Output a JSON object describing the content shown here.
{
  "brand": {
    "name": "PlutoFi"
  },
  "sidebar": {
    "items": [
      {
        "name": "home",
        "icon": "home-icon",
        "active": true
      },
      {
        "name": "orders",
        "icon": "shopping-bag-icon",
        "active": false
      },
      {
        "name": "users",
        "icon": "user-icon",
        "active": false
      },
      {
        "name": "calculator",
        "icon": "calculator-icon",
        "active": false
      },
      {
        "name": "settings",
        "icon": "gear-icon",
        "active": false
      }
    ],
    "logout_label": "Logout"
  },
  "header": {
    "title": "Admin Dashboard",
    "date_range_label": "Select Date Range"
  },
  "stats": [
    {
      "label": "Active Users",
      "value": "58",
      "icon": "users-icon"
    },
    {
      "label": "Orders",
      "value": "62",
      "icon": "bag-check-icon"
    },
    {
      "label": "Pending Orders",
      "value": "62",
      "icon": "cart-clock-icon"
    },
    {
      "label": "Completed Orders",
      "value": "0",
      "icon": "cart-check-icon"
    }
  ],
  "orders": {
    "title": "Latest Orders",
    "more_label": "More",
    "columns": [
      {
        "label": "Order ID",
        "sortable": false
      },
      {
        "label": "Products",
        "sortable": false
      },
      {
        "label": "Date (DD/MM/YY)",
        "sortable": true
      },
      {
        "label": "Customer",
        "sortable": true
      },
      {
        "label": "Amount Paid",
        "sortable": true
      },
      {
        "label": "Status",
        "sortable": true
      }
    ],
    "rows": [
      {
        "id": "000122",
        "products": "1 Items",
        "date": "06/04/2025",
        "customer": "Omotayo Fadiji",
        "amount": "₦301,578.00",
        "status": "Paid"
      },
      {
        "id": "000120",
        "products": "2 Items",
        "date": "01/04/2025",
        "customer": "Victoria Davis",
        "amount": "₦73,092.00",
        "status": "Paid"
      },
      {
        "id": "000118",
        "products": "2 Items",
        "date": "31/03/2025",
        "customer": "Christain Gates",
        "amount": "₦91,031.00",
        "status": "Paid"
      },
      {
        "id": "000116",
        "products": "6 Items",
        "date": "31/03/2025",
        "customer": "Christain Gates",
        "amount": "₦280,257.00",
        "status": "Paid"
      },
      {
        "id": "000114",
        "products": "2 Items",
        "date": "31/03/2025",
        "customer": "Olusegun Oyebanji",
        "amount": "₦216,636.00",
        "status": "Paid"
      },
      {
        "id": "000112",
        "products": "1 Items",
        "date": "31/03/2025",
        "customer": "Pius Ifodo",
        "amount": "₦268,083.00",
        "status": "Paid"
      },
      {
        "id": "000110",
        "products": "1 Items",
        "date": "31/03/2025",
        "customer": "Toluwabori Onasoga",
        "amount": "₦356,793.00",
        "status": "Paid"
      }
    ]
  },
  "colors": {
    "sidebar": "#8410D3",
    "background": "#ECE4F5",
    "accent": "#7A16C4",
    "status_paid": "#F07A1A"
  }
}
....
# BRIEF
Retype the data in full and match it exactly.

# CORRECT OUTPUT
Output a JSON object describing the content shown here.
{
  "brand": {
    "name": "PlutoFi"
  },
  "sidebar": {
    "items": [
      {
        "name": "home",
        "icon": "home-icon",
        "active": true
      },
      {
        "name": "orders",
        "icon": "shopping-bag-icon",
        "active": false
      },
      {
        "name": "users",
        "icon": "user-icon",
        "active": false
      },
      {
        "name": "calculator",
        "icon": "calculator-icon",
        "active": false
      },
      {
        "name": "settings",
        "icon": "gear-icon",
        "active": false
      }
    ],
    "logout_label": "Logout"
  },
  "header": {
    "title": "Admin Dashboard",
    "date_range_label": "Select Date Range"
  },
  "stats": [
    {
      "label": "Active Users",
      "value": "58",
      "icon": "users-icon"
    },
    {
      "label": "Orders",
      "value": "62",
      "icon": "bag-check-icon"
    },
    {
      "label": "Pending Orders",
      "value": "62",
      "icon": "cart-clock-icon"
    },
    {
      "label": "Completed Orders",
      "value": "0",
      "icon": "cart-check-icon"
    }
  ],
  "orders": {
    "title": "Latest Orders",
    "more_label": "More",
    "columns": [
      {
        "label": "Order ID",
        "sortable": false
      },
      {
        "label": "Products",
        "sortable": false
      },
      {
        "label": "Date (DD/MM/YY)",
        "sortable": true
      },
      {
        "label": "Customer",
        "sortable": true
      },
      {
        "label": "Amount Paid",
        "sortable": true
      },
      {
        "label": "Status",
        "sortable": true
      }
    ],
    "rows": [
      {
        "id": "000122",
        "products": "1 Items",
        "date": "06/04/2025",
        "customer": "Omotayo Fadiji",
        "amount": "₦301,578.00",
        "status": "Paid"
      },
      {
        "id": "000120",
        "products": "2 Items",
        "date": "01/04/2025",
        "customer": "Victoria Davis",
        "amount": "₦73,092.00",
        "status": "Paid"
      },
      {
        "id": "000118",
        "products": "2 Items",
        "date": "31/03/2025",
        "customer": "Christain Gates",
        "amount": "₦91,031.00",
        "status": "Paid"
      },
      {
        "id": "000116",
        "products": "6 Items",
        "date": "31/03/2025",
        "customer": "Christain Gates",
        "amount": "₦280,257.00",
        "status": "Paid"
      },
      {
        "id": "000114",
        "products": "2 Items",
        "date": "31/03/2025",
        "customer": "Olusegun Oyebanji",
        "amount": "₦216,636.00",
        "status": "Paid"
      },
      {
        "id": "000112",
        "products": "1 Items",
        "date": "31/03/2025",
        "customer": "Pius Ifodo",
        "amount": "₦268,083.00",
        "status": "Paid"
      },
      {
        "id": "000110",
        "products": "1 Items",
        "date": "31/03/2025",
        "customer": "Toluwabori Onasoga",
        "amount": "₦356,793.00",
        "status": "Paid"
      }
    ]
  },
  "colors": {
    "sidebar": "#8410D3",
    "background": "#ECE4F5",
    "accent": "#7A16C4",
    "status_paid": "#F07A1A"
  }
}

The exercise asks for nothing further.